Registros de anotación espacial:

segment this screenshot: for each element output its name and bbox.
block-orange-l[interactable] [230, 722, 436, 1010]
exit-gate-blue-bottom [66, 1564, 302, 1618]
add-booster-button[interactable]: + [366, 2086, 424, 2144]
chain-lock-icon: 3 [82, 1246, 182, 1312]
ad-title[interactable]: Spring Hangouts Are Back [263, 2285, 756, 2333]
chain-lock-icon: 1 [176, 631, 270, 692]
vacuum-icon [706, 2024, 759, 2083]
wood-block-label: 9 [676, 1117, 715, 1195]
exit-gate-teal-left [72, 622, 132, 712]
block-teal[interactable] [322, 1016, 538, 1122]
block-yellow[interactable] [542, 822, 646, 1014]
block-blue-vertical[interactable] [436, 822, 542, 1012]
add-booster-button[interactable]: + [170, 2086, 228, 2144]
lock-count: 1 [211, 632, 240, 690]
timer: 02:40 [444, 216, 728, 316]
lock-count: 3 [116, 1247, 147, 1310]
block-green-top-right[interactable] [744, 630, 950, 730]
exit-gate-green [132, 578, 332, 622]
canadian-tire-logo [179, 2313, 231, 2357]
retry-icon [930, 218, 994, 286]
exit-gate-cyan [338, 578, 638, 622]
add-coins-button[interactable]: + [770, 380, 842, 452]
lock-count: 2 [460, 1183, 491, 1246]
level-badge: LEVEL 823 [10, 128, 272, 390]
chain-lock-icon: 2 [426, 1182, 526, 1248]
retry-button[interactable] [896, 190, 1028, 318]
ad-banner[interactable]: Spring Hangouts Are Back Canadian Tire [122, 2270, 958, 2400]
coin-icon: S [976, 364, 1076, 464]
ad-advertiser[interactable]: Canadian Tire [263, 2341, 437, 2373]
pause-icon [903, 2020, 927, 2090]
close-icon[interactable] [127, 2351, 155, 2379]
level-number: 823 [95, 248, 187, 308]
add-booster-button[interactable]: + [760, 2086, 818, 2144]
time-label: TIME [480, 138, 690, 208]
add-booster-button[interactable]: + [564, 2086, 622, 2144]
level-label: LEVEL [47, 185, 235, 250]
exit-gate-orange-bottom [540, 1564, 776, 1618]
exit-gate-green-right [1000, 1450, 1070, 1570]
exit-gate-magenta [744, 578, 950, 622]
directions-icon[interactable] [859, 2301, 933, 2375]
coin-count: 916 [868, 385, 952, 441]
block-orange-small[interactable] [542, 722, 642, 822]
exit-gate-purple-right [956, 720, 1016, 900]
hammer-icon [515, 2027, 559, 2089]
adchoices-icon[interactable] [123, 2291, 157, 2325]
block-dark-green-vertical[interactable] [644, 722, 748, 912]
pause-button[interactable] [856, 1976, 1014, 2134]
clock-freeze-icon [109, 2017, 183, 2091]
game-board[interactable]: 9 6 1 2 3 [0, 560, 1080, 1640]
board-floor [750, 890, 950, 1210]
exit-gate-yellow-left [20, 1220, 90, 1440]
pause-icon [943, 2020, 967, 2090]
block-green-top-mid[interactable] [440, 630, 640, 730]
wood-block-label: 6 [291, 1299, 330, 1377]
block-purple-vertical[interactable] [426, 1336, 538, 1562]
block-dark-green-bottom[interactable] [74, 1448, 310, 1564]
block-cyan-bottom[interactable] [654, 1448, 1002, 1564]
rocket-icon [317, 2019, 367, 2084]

Objetivo de la tarea: Identifica en el material anterior cada línea que contenga la cadena "pause" y cópiala completa.

Respuesta correcta:
pause-icon [903, 2020, 927, 2090]
pause-button[interactable] [856, 1976, 1014, 2134]
pause-icon [943, 2020, 967, 2090]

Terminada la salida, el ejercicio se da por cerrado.